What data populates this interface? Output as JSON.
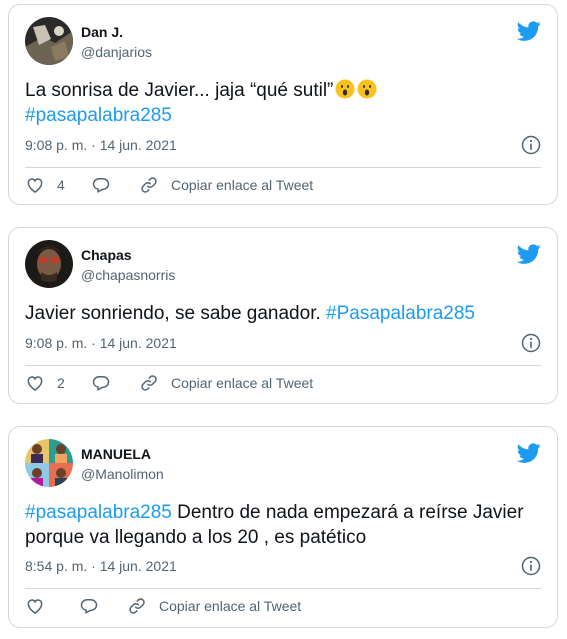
{
  "tweets": [
    {
      "name": "Dan J.",
      "handle": "@danjarios",
      "text_before": "La sonrisa de Javier... jaja “qué sutil”",
      "hashtag": "#pasapalabra285",
      "text_after": "",
      "emoji": [
        "hushed-face-emoji",
        "hushed-face-emoji"
      ],
      "time": "9:08 p. m. · 14 jun. 2021",
      "likes": "4",
      "copy_link": "Copiar enlace al Tweet"
    },
    {
      "name": "Chapas",
      "handle": "@chapasnorris",
      "text_before": "Javier sonriendo, se sabe ganador.",
      "hashtag": "#Pasapalabra285",
      "text_after": "",
      "time": "9:08 p. m. · 14 jun. 2021",
      "likes": "2",
      "copy_link": "Copiar enlace al Tweet"
    },
    {
      "name": "MANUELA",
      "handle": "@Manolimon",
      "text_before": "",
      "hashtag": "#pasapalabra285",
      "text_after_line1": "Dentro de nada empezará a reírse Javier",
      "text_after_line2": "porque va llegando a los 20 , es patético",
      "time": "8:54 p. m. · 14 jun. 2021",
      "likes": "",
      "copy_link": "Copiar enlace al Tweet"
    }
  ],
  "icons": {
    "brand": "twitter-bird-icon",
    "info": "info-icon",
    "like": "heart-icon",
    "reply": "reply-bubble-icon",
    "link": "link-icon"
  },
  "colors": {
    "accent": "#1d9bf0",
    "text": "#0f1419",
    "secondary": "#536471",
    "border": "#cfd9de",
    "emoji": "#fcc21b"
  }
}
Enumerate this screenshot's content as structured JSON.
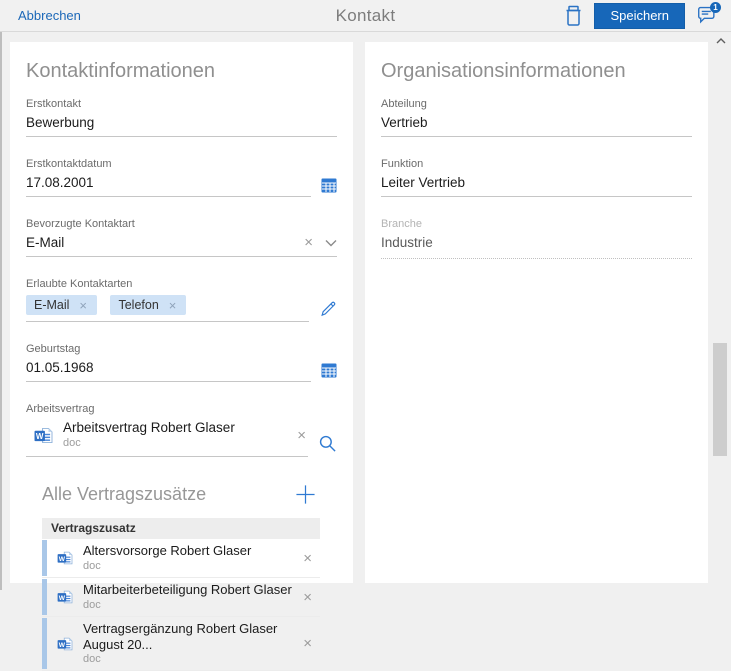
{
  "icons": {
    "close": "×"
  },
  "topbar": {
    "cancel_label": "Abbrechen",
    "title": "Kontakt",
    "save_label": "Speichern",
    "notification_badge": "1"
  },
  "contact": {
    "section_title": "Kontaktinformationen",
    "erstkontakt": {
      "label": "Erstkontakt",
      "value": "Bewerbung"
    },
    "erstkontaktdatum": {
      "label": "Erstkontaktdatum",
      "value": "17.08.2001"
    },
    "bevorzugte_kontaktart": {
      "label": "Bevorzugte Kontaktart",
      "value": "E-Mail"
    },
    "erlaubte_kontaktarten": {
      "label": "Erlaubte Kontaktarten",
      "chips": [
        {
          "label": "E-Mail"
        },
        {
          "label": "Telefon"
        }
      ]
    },
    "geburtstag": {
      "label": "Geburtstag",
      "value": "01.05.1968"
    },
    "arbeitsvertrag": {
      "label": "Arbeitsvertrag",
      "file_title": "Arbeitsvertrag Robert Glaser",
      "file_type": "doc"
    }
  },
  "attachments": {
    "section_title": "Alle Vertragszusätze",
    "column_header": "Vertragszusatz",
    "rows": [
      {
        "title": "Altersvorsorge Robert Glaser",
        "type": "doc"
      },
      {
        "title": "Mitarbeiterbeteiligung Robert Glaser",
        "type": "doc"
      },
      {
        "title": "Vertragsergänzung Robert Glaser August 20...",
        "type": "doc"
      }
    ]
  },
  "organisation": {
    "section_title": "Organisationsinformationen",
    "abteilung": {
      "label": "Abteilung",
      "value": "Vertrieb"
    },
    "funktion": {
      "label": "Funktion",
      "value": "Leiter Vertrieb"
    },
    "branche": {
      "label": "Branche",
      "value": "Industrie"
    }
  },
  "colors": {
    "accent_blue": "#2a72c4",
    "button_blue": "#1767b9",
    "chip_blue": "#cfe2f6",
    "row_accent": "#a9c7e8"
  }
}
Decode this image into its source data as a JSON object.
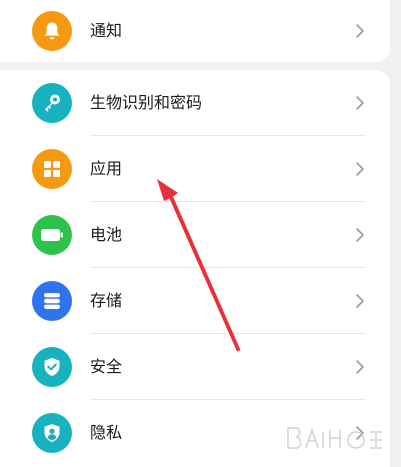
{
  "settings": {
    "top_item": {
      "label": "通知",
      "icon": "bell-icon",
      "color": "#f59a10"
    },
    "items": [
      {
        "label": "生物识别和密码",
        "icon": "key-icon",
        "color": "#18b2bf"
      },
      {
        "label": "应用",
        "icon": "apps-grid-icon",
        "color": "#f59a10"
      },
      {
        "label": "电池",
        "icon": "battery-icon",
        "color": "#2fc24a"
      },
      {
        "label": "存储",
        "icon": "storage-icon",
        "color": "#2f73ee"
      },
      {
        "label": "安全",
        "icon": "shield-check-icon",
        "color": "#18b2bf"
      },
      {
        "label": "隐私",
        "icon": "privacy-shield-icon",
        "color": "#18b2bf"
      }
    ]
  },
  "annotation": {
    "arrow_color": "#e8303a"
  }
}
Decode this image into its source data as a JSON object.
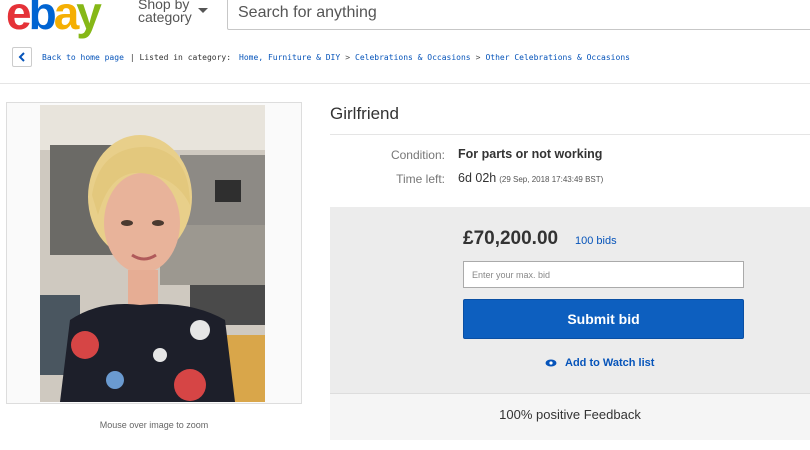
{
  "header": {
    "logo_letters": [
      "e",
      "b",
      "a",
      "y"
    ],
    "logo_colors": [
      "#e53238",
      "#0064d2",
      "#f5af02",
      "#86b817"
    ],
    "shop_by_line1": "Shop by",
    "shop_by_line2": "category",
    "search_placeholder": "Search for anything"
  },
  "breadcrumb": {
    "back_label": "Back to home page",
    "listed_label": "| Listed in category:",
    "categories": [
      "Home, Furniture & DIY",
      "Celebrations & Occasions",
      "Other Celebrations & Occasions"
    ],
    "separator": ">"
  },
  "image": {
    "caption": "Mouse over image to zoom"
  },
  "item": {
    "title": "Girlfriend",
    "condition_label": "Condition:",
    "condition_value": "For parts or not working",
    "time_label": "Time left:",
    "time_value": "6d 02h",
    "time_detail": "(29 Sep, 2018  17:43:49 BST)"
  },
  "bid": {
    "price": "£70,200.00",
    "bids_count": "100 bids",
    "max_bid_placeholder": "Enter your max. bid",
    "submit_label": "Submit bid",
    "watch_label": "Add to Watch list"
  },
  "feedback": {
    "text": "100% positive Feedback"
  },
  "colors": {
    "link": "#0654ba",
    "submit": "#0d5fbf",
    "panel": "#ececec"
  }
}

YOUR INSTRUCTIONS ::
In the listing, find all lines with the string "hushed" and copy them.

RIGHT ANSWER ::
        "hushed-face-emoji",
        "hushed-face-emoji"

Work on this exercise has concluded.